To be done
Pick out every line in the data below that holds "level".

Data records
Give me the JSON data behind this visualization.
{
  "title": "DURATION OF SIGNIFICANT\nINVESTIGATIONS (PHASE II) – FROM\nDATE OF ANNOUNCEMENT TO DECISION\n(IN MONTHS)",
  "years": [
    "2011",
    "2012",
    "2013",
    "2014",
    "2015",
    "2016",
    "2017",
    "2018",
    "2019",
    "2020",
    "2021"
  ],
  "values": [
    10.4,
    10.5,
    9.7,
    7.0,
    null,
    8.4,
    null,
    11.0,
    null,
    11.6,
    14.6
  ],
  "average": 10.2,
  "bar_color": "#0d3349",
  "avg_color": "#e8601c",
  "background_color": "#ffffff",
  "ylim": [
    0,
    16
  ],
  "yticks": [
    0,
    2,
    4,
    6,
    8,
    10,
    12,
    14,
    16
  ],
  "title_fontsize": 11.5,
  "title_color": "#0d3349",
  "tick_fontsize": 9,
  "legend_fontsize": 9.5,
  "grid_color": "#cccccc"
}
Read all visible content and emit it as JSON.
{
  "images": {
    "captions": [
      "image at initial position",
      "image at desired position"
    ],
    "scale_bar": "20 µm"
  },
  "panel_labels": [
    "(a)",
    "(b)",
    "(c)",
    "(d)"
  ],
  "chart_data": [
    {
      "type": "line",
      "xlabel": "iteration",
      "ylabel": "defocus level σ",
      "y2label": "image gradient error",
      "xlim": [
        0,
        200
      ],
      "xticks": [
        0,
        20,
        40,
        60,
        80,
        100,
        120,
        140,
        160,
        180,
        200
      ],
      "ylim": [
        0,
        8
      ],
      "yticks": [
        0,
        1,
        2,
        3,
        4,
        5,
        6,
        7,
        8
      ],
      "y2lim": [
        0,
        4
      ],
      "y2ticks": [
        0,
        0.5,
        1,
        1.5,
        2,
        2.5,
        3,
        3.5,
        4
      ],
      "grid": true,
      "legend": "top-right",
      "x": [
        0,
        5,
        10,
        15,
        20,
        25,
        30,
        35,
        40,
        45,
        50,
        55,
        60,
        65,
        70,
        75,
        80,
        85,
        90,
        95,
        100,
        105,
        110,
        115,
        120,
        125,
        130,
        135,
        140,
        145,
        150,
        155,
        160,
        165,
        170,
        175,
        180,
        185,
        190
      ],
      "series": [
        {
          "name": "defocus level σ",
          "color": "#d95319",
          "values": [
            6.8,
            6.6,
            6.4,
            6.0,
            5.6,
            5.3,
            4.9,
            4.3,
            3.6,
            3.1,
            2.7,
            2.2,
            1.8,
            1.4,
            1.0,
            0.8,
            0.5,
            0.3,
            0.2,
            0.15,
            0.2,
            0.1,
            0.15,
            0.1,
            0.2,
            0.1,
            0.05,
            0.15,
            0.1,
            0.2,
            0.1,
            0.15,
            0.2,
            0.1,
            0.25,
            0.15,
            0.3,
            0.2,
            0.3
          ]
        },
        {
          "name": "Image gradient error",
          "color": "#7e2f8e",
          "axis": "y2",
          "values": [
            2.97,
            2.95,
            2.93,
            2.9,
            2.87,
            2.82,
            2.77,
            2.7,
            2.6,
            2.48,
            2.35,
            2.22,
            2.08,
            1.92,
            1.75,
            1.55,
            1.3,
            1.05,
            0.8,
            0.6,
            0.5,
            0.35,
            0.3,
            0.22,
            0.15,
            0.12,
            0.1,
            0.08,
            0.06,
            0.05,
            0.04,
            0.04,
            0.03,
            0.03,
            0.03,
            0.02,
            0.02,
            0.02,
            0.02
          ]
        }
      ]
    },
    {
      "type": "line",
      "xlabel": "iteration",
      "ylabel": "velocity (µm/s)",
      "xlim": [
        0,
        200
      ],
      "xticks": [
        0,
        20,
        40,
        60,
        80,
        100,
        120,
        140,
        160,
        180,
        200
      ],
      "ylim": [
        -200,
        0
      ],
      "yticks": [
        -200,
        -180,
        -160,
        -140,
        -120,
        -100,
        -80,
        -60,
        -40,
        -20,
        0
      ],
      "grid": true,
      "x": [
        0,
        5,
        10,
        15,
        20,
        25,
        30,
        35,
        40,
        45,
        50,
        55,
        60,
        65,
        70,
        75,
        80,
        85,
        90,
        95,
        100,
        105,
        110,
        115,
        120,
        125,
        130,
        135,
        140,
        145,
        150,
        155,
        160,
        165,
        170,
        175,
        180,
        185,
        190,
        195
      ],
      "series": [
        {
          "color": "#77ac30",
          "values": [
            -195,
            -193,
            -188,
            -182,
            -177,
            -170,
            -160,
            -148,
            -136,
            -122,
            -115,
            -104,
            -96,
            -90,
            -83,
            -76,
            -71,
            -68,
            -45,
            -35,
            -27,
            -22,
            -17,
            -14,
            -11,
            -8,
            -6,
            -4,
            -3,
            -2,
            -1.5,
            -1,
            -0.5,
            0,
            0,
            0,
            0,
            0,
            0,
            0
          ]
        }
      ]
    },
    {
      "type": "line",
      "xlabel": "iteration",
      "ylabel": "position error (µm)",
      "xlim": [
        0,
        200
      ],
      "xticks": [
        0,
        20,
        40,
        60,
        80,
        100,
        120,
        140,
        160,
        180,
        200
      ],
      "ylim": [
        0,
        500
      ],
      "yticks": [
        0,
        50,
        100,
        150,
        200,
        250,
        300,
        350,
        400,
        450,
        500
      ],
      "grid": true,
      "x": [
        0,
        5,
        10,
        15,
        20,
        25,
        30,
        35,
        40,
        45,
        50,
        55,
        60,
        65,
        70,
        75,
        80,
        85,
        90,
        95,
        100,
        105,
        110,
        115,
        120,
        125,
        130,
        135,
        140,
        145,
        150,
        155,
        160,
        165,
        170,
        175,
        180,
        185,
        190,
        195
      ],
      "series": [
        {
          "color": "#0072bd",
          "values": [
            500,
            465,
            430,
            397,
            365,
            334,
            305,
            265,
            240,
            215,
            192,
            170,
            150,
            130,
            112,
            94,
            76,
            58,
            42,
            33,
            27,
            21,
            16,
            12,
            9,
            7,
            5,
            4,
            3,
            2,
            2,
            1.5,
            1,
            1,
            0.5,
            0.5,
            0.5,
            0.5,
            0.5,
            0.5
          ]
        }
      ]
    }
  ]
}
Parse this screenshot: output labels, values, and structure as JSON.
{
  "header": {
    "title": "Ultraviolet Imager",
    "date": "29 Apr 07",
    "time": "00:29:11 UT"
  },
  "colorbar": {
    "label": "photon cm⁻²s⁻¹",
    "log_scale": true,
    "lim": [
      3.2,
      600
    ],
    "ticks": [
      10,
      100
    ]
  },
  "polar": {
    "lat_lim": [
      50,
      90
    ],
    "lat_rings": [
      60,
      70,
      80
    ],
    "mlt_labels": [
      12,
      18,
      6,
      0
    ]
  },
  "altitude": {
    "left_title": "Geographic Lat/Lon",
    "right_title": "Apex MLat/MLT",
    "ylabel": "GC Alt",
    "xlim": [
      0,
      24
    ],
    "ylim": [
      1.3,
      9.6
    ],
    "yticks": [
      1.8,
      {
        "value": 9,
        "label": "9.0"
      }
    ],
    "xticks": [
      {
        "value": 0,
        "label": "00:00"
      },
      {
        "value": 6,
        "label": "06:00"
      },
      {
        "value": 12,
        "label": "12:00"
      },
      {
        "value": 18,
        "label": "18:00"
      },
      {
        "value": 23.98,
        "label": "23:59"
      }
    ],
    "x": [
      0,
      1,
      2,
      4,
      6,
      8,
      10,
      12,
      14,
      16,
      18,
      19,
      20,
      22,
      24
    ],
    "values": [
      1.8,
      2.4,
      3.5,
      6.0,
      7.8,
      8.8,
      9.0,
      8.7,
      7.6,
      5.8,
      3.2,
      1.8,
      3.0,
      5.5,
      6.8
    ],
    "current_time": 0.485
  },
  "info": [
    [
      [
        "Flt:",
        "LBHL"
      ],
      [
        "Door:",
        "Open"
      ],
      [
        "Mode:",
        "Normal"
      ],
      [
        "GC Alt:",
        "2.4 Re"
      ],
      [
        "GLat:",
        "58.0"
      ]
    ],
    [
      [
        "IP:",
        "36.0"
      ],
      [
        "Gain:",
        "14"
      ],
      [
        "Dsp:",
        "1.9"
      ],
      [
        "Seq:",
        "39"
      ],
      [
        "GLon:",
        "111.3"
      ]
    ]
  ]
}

Complete answer
      "ylabel": "defocus level σ",
          "name": "defocus level σ",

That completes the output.